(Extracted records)
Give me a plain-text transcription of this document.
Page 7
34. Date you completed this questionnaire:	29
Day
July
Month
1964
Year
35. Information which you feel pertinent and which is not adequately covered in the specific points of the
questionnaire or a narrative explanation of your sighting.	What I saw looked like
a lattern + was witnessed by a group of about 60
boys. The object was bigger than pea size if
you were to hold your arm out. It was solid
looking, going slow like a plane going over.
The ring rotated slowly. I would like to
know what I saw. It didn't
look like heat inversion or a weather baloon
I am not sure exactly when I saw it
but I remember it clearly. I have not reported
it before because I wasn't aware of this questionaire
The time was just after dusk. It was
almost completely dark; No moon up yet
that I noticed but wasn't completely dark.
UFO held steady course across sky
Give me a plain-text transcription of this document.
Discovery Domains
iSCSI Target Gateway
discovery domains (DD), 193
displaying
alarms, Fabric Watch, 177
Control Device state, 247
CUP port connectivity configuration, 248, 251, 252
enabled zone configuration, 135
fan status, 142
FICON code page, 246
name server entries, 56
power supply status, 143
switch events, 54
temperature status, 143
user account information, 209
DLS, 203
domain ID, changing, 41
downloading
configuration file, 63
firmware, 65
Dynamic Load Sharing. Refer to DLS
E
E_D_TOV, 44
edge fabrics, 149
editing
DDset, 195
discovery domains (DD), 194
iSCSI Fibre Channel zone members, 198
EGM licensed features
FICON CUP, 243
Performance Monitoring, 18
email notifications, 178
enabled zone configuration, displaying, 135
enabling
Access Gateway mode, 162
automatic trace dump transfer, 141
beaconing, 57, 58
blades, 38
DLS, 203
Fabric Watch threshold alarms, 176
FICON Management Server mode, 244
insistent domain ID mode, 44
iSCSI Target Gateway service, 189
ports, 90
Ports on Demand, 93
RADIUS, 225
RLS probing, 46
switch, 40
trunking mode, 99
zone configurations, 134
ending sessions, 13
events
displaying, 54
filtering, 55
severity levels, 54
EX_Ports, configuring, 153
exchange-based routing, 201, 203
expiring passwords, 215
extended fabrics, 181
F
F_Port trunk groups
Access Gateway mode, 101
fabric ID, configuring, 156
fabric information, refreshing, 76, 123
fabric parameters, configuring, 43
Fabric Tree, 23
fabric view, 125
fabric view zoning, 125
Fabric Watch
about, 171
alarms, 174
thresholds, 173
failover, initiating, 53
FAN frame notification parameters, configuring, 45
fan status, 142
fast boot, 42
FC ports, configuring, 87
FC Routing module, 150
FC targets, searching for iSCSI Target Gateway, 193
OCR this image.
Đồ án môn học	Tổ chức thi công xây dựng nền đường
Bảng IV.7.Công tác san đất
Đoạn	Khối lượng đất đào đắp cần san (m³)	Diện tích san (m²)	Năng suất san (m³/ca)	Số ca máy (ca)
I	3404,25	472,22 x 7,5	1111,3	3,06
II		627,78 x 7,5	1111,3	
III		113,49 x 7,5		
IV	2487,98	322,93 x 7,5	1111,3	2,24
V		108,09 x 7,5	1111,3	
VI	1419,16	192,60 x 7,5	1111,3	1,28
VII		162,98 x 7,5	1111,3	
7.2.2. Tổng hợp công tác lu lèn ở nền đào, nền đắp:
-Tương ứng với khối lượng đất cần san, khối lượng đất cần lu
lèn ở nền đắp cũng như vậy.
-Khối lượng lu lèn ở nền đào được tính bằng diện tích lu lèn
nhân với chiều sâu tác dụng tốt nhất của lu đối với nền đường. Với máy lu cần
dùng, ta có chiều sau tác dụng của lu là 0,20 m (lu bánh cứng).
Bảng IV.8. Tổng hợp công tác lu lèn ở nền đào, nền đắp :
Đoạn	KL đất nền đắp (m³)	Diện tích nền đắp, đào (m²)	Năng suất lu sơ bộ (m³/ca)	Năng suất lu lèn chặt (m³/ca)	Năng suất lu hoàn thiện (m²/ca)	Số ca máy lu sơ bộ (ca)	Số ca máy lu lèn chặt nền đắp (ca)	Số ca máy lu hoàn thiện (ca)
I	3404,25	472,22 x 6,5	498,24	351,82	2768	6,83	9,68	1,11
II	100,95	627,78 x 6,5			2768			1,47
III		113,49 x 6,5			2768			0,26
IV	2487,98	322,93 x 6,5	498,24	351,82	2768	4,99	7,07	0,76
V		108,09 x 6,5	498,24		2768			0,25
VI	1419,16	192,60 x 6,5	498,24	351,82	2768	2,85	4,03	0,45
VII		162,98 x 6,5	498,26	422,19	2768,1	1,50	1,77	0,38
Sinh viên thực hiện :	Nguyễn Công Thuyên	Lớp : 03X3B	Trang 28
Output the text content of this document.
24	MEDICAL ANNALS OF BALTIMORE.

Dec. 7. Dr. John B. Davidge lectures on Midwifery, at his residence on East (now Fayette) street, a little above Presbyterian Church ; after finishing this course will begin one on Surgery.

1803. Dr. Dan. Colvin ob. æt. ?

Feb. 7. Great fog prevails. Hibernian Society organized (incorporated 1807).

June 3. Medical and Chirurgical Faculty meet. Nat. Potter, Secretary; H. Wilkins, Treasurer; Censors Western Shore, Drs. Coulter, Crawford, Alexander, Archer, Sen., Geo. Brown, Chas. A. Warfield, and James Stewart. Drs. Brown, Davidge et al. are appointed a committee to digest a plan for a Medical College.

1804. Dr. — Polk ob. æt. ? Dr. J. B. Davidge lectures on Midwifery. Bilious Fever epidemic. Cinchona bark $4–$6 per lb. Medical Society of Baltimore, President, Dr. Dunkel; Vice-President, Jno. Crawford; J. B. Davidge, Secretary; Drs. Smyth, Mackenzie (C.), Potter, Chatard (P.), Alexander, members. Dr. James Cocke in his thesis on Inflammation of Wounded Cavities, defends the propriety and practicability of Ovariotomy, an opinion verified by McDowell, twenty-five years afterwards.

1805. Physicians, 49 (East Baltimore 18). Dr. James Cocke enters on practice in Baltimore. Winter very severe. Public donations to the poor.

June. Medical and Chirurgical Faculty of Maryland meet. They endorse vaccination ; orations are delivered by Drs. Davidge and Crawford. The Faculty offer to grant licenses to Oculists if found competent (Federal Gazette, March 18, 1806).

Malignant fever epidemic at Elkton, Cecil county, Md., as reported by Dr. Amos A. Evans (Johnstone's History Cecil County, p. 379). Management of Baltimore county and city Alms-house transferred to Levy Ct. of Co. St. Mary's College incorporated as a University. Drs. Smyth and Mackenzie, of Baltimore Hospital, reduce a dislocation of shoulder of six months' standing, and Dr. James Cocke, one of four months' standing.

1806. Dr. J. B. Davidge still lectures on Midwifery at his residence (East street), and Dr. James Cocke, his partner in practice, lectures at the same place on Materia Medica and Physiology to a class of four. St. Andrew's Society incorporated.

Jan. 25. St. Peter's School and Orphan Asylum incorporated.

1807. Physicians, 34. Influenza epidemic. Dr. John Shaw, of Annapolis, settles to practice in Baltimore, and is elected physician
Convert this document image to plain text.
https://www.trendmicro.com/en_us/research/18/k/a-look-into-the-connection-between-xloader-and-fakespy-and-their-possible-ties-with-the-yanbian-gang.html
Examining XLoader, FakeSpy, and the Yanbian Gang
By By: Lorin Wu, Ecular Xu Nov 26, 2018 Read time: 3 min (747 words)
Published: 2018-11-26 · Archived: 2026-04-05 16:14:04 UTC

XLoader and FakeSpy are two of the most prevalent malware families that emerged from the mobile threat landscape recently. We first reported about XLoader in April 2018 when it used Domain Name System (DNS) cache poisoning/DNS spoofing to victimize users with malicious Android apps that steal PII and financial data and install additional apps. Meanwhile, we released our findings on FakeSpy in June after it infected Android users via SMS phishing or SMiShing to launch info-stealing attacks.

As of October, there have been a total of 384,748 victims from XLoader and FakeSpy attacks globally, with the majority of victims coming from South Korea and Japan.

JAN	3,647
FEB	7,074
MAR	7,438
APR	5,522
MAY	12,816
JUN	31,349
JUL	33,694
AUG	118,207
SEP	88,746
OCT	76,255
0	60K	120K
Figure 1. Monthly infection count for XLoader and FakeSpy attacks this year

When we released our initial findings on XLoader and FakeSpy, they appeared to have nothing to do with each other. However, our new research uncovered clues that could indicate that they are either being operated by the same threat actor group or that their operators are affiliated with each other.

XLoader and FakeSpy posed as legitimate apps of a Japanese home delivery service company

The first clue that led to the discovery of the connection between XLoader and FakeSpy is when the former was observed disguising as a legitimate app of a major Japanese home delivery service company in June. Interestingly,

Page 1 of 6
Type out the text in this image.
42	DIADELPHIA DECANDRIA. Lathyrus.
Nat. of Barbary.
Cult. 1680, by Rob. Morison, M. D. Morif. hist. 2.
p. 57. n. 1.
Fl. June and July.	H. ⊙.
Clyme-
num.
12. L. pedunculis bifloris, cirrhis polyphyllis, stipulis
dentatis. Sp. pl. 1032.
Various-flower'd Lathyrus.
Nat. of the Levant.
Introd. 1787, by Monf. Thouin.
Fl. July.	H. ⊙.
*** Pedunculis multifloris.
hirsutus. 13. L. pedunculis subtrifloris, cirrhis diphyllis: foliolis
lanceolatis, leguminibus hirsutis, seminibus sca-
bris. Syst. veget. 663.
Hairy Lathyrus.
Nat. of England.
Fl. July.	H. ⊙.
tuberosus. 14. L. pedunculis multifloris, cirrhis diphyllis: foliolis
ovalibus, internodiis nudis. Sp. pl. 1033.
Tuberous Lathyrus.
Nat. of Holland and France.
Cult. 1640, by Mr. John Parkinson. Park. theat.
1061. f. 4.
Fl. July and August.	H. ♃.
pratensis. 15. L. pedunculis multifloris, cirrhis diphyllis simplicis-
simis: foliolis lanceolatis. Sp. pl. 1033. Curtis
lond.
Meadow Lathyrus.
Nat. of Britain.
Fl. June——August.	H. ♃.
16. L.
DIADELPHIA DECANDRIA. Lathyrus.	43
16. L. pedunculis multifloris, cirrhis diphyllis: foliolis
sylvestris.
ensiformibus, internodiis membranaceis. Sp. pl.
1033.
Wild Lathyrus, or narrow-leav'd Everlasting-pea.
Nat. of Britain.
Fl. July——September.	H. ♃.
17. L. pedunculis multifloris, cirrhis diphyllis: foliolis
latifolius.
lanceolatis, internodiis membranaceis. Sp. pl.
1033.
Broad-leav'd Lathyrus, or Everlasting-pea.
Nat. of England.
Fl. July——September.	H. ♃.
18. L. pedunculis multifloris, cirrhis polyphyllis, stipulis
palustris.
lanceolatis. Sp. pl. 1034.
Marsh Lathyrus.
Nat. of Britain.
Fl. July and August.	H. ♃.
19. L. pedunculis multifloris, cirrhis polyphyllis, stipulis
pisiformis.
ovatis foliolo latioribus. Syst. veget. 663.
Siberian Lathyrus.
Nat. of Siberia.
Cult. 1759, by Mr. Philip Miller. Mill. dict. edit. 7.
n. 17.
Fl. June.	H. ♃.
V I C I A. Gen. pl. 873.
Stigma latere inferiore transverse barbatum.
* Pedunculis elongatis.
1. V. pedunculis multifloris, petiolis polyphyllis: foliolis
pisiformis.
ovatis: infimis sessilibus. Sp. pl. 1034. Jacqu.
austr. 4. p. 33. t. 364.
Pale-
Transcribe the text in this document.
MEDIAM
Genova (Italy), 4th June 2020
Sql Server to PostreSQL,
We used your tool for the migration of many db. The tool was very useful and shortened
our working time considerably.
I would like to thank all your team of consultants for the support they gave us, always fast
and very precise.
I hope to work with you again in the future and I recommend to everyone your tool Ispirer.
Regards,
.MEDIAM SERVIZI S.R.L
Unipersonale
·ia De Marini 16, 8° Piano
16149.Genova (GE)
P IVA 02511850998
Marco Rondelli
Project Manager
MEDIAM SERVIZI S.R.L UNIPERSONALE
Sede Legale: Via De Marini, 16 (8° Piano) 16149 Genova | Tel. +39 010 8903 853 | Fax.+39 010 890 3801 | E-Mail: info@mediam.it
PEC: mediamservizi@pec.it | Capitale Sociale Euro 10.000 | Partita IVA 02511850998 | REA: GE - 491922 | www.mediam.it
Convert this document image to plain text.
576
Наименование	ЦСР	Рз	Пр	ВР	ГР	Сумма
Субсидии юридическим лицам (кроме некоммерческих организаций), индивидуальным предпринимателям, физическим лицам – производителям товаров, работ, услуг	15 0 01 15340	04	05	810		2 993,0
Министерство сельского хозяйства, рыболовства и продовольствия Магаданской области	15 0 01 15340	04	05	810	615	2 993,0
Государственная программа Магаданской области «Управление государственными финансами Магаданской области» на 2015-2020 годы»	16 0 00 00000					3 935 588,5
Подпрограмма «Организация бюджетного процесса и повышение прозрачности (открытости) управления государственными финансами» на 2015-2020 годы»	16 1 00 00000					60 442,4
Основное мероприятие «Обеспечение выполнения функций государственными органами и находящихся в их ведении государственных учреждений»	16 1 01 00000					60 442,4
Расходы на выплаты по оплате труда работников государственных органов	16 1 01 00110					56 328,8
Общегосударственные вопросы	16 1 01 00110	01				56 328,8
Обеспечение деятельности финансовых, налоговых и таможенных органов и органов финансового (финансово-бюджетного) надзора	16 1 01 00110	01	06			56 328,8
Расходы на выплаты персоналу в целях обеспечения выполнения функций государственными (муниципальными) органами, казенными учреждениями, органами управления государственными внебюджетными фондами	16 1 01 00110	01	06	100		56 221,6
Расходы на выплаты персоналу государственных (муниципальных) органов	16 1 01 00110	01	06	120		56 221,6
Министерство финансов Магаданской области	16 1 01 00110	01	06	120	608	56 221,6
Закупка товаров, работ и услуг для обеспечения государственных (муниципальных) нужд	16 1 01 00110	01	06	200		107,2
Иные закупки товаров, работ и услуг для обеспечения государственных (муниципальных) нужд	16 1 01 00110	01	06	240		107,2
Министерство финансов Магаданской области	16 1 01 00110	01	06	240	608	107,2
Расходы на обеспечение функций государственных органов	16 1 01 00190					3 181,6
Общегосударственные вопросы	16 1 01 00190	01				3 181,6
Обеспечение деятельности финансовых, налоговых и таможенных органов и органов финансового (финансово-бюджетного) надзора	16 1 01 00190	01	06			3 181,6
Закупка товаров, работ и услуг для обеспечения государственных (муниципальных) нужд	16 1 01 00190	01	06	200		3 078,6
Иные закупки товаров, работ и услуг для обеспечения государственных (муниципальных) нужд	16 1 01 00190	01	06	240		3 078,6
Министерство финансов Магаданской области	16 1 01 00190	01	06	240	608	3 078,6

Stated exercise –
Lines that hold "надзора" are the ones to copy; find all of them.

Exercise solution –
Обеспечение деятельности финансовых, налоговых и таможенных органов и органов финансового (финансово-бюджетного) надзора	16 1 01 00110	01	06			56 328,8
Обеспечение деятельности финансовых, налоговых и таможенных органов и органов финансового (финансово-бюджетного) надзора	16 1 01 00190	01	06			3 181,6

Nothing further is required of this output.